[Dataset entries]
::::::::::

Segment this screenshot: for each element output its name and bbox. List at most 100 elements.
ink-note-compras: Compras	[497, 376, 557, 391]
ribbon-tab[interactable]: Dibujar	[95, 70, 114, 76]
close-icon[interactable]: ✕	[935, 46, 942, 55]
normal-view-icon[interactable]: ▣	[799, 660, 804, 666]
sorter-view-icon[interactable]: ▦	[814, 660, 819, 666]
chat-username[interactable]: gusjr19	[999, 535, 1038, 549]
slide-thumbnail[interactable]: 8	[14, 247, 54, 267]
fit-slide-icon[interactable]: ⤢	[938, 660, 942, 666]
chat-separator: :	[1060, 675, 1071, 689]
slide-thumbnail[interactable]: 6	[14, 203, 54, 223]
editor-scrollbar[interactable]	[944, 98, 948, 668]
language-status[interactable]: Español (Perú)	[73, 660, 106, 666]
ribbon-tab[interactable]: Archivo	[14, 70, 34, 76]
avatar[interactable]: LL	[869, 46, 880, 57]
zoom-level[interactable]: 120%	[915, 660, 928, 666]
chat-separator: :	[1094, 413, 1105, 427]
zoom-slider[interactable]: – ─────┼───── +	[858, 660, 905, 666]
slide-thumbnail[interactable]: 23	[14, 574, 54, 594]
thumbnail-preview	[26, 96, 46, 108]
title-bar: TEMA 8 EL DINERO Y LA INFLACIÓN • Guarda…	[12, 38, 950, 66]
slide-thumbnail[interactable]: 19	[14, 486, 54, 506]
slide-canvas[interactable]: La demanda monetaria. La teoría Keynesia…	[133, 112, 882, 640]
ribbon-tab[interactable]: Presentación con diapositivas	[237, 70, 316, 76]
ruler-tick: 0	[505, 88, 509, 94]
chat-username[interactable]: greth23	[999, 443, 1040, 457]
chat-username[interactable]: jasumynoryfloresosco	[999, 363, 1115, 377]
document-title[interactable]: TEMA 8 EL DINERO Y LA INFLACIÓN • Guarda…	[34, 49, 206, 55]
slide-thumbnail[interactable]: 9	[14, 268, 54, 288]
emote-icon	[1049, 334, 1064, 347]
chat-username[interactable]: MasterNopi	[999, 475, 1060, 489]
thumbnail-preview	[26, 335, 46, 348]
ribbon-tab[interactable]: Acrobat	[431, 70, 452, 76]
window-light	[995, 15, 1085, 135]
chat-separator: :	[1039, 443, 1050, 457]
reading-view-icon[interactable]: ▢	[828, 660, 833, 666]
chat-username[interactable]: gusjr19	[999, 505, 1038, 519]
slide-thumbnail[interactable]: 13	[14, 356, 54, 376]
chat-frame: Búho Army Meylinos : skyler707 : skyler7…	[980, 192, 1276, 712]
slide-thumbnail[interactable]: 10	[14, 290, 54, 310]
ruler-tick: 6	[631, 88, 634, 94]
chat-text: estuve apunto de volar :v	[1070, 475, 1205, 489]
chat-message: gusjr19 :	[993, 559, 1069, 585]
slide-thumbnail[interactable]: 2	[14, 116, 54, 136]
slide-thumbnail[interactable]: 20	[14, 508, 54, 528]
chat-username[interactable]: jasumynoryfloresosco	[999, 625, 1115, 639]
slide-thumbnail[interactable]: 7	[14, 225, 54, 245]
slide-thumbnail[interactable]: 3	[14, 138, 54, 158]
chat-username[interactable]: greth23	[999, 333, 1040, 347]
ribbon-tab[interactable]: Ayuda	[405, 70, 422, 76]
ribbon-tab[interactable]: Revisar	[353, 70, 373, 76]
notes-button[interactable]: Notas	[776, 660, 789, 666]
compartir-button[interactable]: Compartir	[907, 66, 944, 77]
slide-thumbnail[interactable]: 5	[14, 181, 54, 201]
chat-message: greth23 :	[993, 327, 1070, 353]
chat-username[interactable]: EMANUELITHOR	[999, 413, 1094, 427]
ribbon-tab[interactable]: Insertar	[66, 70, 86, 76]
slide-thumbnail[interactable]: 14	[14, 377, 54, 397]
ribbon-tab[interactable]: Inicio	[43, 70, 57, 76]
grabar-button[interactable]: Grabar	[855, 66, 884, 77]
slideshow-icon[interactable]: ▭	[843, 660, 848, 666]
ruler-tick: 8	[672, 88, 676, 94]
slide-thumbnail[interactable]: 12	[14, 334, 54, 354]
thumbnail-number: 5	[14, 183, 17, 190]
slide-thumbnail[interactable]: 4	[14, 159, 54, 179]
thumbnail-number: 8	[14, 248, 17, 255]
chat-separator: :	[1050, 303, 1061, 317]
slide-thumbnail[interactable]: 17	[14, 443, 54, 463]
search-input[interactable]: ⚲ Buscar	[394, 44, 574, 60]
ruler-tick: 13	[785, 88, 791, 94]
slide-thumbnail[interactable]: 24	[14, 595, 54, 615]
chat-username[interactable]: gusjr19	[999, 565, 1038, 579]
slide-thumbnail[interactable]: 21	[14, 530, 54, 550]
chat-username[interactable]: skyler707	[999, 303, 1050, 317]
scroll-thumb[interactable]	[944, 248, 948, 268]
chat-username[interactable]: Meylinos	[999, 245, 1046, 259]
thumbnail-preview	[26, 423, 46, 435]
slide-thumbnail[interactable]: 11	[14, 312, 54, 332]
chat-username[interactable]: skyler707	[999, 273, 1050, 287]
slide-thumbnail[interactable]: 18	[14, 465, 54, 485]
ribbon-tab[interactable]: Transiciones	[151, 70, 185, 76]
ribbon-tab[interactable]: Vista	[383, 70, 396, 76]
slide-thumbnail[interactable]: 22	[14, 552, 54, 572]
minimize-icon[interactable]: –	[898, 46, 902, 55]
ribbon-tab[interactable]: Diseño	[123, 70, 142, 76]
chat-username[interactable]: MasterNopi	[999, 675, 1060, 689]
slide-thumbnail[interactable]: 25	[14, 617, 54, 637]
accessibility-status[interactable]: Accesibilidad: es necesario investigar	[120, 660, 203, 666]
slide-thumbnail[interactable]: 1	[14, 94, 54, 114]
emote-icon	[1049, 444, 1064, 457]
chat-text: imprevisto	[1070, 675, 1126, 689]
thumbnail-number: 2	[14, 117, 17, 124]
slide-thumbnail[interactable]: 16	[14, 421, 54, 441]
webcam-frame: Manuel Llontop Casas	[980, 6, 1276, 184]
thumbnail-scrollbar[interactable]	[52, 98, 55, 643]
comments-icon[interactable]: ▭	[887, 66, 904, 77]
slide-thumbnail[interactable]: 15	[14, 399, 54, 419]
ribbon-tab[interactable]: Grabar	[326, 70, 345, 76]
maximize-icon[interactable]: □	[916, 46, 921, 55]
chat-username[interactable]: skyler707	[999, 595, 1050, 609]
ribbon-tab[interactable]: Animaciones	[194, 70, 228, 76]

::::::::::

## Your task
Format the entries above as a numbered list, leaving out any blank lines.

## Response
1. Segment this screenshot: for each element output its name and bbox. List at most 100 elements.
2. ink-note-compras: Compras	[497, 376, 557, 391]
3. ribbon-tab[interactable]: Dibujar	[95, 70, 114, 76]
4. close-icon[interactable]: ✕	[935, 46, 942, 55]
5. normal-view-icon[interactable]: ▣	[799, 660, 804, 666]
6. sorter-view-icon[interactable]: ▦	[814, 660, 819, 666]
7. chat-username[interactable]: gusjr19	[999, 535, 1038, 549]
8. slide-thumbnail[interactable]: 8	[14, 247, 54, 267]
9. fit-slide-icon[interactable]: ⤢	[938, 660, 942, 666]
10. chat-separator: :	[1060, 675, 1071, 689]
11. slide-thumbnail[interactable]: 6	[14, 203, 54, 223]
12. editor-scrollbar[interactable]	[944, 98, 948, 668]
13. language-status[interactable]: Español (Perú)	[73, 660, 106, 666]
14. ribbon-tab[interactable]: Archivo	[14, 70, 34, 76]
15. avatar[interactable]: LL	[869, 46, 880, 57]
16. zoom-level[interactable]: 120%	[915, 660, 928, 666]
17. chat-separator: :	[1094, 413, 1105, 427]
18. zoom-slider[interactable]: – ─────┼───── +	[858, 660, 905, 666]
19. slide-thumbnail[interactable]: 23	[14, 574, 54, 594]
20. thumbnail-preview	[26, 96, 46, 108]
21. title-bar: TEMA 8 EL DINERO Y LA INFLACIÓN • Guarda…	[12, 38, 950, 66]
22. slide-thumbnail[interactable]: 19	[14, 486, 54, 506]
23. slide-canvas[interactable]: La demanda monetaria. La teoría Keynesia…	[133, 112, 882, 640]
24. ribbon-tab[interactable]: Presentación con diapositivas	[237, 70, 316, 76]
25. ruler-tick: 0	[505, 88, 509, 94]
26. chat-username[interactable]: greth23	[999, 443, 1040, 457]
27. chat-username[interactable]: jasumynoryfloresosco	[999, 363, 1115, 377]
28. document-title[interactable]: TEMA 8 EL DINERO Y LA INFLACIÓN • Guarda…	[34, 49, 206, 55]
29. slide-thumbnail[interactable]: 9	[14, 268, 54, 288]
30. emote-icon	[1049, 334, 1064, 347]
31. chat-username[interactable]: MasterNopi	[999, 475, 1060, 489]
32. thumbnail-preview	[26, 335, 46, 348]
33. ribbon-tab[interactable]: Acrobat	[431, 70, 452, 76]
34. window-light	[995, 15, 1085, 135]
35. chat-separator: :	[1039, 443, 1050, 457]
36. reading-view-icon[interactable]: ▢	[828, 660, 833, 666]
37. chat-username[interactable]: gusjr19	[999, 505, 1038, 519]
38. slide-thumbnail[interactable]: 13	[14, 356, 54, 376]
39. chat-frame: Búho Army Meylinos : skyler707 : skyler7…	[980, 192, 1276, 712]
40. slide-thumbnail[interactable]: 10	[14, 290, 54, 310]
41. ruler-tick: 6	[631, 88, 634, 94]
42. chat-text: estuve apunto de volar :v	[1070, 475, 1205, 489]
43. chat-message: gusjr19 :	[993, 559, 1069, 585]
44. slide-thumbnail[interactable]: 2	[14, 116, 54, 136]
45. slide-thumbnail[interactable]: 20	[14, 508, 54, 528]
46. chat-username[interactable]: jasumynoryfloresosco	[999, 625, 1115, 639]
47. slide-thumbnail[interactable]: 7	[14, 225, 54, 245]
48. slide-thumbnail[interactable]: 3	[14, 138, 54, 158]
49. chat-username[interactable]: greth23	[999, 333, 1040, 347]
50. ribbon-tab[interactable]: Ayuda	[405, 70, 422, 76]
51. ribbon-tab[interactable]: Revisar	[353, 70, 373, 76]
52. notes-button[interactable]: Notas	[776, 660, 789, 666]
53. compartir-button[interactable]: Compartir	[907, 66, 944, 77]
54. slide-thumbnail[interactable]: 5	[14, 181, 54, 201]
55. chat-message: greth23 :	[993, 327, 1070, 353]
56. chat-username[interactable]: EMANUELITHOR	[999, 413, 1094, 427]
57. ribbon-tab[interactable]: Insertar	[66, 70, 86, 76]
58. slide-thumbnail[interactable]: 14	[14, 377, 54, 397]
59. ribbon-tab[interactable]: Inicio	[43, 70, 57, 76]
60. grabar-button[interactable]: Grabar	[855, 66, 884, 77]
61. slideshow-icon[interactable]: ▭	[843, 660, 848, 666]
62. ruler-tick: 8	[672, 88, 676, 94]
63. slide-thumbnail[interactable]: 12	[14, 334, 54, 354]
64. thumbnail-number: 5	[14, 183, 17, 190]
65. slide-thumbnail[interactable]: 4	[14, 159, 54, 179]
66. thumbnail-number: 8	[14, 248, 17, 255]
67. chat-separator: :	[1050, 303, 1061, 317]
68. slide-thumbnail[interactable]: 17	[14, 443, 54, 463]
69. search-input[interactable]: ⚲ Buscar	[394, 44, 574, 60]
70. ruler-tick: 13	[785, 88, 791, 94]
71. slide-thumbnail[interactable]: 24	[14, 595, 54, 615]
72. chat-username[interactable]: gusjr19	[999, 565, 1038, 579]
73. slide-thumbnail[interactable]: 21	[14, 530, 54, 550]
74. chat-username[interactable]: skyler707	[999, 303, 1050, 317]
75. scroll-thumb[interactable]	[944, 248, 948, 268]
76. chat-username[interactable]: Meylinos	[999, 245, 1046, 259]
77. thumbnail-preview	[26, 423, 46, 435]
78. slide-thumbnail[interactable]: 11	[14, 312, 54, 332]
79. chat-username[interactable]: skyler707	[999, 273, 1050, 287]
80. slide-thumbnail[interactable]: 18	[14, 465, 54, 485]
81. ribbon-tab[interactable]: Transiciones	[151, 70, 185, 76]
82. ribbon-tab[interactable]: Vista	[383, 70, 396, 76]
83. slide-thumbnail[interactable]: 22	[14, 552, 54, 572]
84. minimize-icon[interactable]: –	[898, 46, 902, 55]
85. ribbon-tab[interactable]: Diseño	[123, 70, 142, 76]
86. chat-username[interactable]: MasterNopi	[999, 675, 1060, 689]
87. slide-thumbnail[interactable]: 25	[14, 617, 54, 637]
88. accessibility-status[interactable]: Accesibilidad: es necesario investigar	[120, 660, 203, 666]
89. slide-thumbnail[interactable]: 1	[14, 94, 54, 114]
90. emote-icon	[1049, 444, 1064, 457]
91. chat-text: imprevisto	[1070, 675, 1126, 689]
92. thumbnail-number: 2	[14, 117, 17, 124]
93. slide-thumbnail[interactable]: 16	[14, 421, 54, 441]
94. webcam-frame: Manuel Llontop Casas	[980, 6, 1276, 184]
95. thumbnail-scrollbar[interactable]	[52, 98, 55, 643]
96. comments-icon[interactable]: ▭	[887, 66, 904, 77]
97. slide-thumbnail[interactable]: 15	[14, 399, 54, 419]
98. ribbon-tab[interactable]: Grabar	[326, 70, 345, 76]
99. maximize-icon[interactable]: □	[916, 46, 921, 55]
100. chat-username[interactable]: skyler707	[999, 595, 1050, 609]
101. ribbon-tab[interactable]: Animaciones	[194, 70, 228, 76]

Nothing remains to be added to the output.